Problem description
Word for word, retype every entry in the listing.

- - - - -

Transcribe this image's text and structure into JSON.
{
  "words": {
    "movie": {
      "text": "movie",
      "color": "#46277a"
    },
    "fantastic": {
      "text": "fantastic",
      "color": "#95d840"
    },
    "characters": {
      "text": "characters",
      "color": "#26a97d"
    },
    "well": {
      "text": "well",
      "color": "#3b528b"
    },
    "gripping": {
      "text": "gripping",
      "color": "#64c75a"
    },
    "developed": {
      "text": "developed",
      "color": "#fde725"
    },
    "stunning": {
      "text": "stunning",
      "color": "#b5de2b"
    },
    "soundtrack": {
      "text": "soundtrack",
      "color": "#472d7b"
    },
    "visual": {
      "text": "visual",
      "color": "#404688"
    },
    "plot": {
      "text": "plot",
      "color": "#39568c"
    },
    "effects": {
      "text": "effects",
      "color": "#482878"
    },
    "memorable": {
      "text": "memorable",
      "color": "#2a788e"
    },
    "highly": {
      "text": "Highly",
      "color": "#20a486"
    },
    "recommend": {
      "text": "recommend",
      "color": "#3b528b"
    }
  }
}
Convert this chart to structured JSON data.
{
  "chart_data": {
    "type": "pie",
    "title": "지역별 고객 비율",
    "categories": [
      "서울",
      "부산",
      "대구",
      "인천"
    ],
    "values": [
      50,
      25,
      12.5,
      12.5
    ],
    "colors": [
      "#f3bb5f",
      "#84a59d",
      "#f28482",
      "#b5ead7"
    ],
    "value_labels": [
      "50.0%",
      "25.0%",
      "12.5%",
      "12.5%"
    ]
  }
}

- - - - -

Correct result
Transcribe this image's text and structure into JSON.
{
  "words": {
    "movie": {
      "text": "movie",
      "color": "#46277a"
    },
    "fantastic": {
      "text": "fantastic",
      "color": "#95d840"
    },
    "characters": {
      "text": "characters",
      "color": "#26a97d"
    },
    "well": {
      "text": "well",
      "color": "#3b528b"
    },
    "gripping": {
      "text": "gripping",
      "color": "#64c75a"
    },
    "developed": {
      "text": "developed",
      "color": "#fde725"
    },
    "stunning": {
      "text": "stunning",
      "color": "#b5de2b"
    },
    "soundtrack": {
      "text": "soundtrack",
      "color": "#472d7b"
    },
    "visual": {
      "text": "visual",
      "color": "#404688"
    },
    "plot": {
      "text": "plot",
      "color": "#39568c"
    },
    "effects": {
      "text": "effects",
      "color": "#482878"
    },
    "memorable": {
      "text": "memorable",
      "color": "#2a788e"
    },
    "highly": {
      "text": "Highly",
      "color": "#20a486"
    },
    "recommend": {
      "text": "recommend",
      "color": "#3b528b"
    }
  }
}
Convert this chart to structured JSON data.
{
  "chart_data": {
    "type": "pie",
    "title": "지역별 고객 비율",
    "categories": [
      "서울",
      "부산",
      "대구",
      "인천"
    ],
    "values": [
      50,
      25,
      12.5,
      12.5
    ],
    "colors": [
      "#f3bb5f",
      "#84a59d",
      "#f28482",
      "#b5ead7"
    ],
    "value_labels": [
      "50.0%",
      "25.0%",
      "12.5%",
      "12.5%"
    ]
  }
}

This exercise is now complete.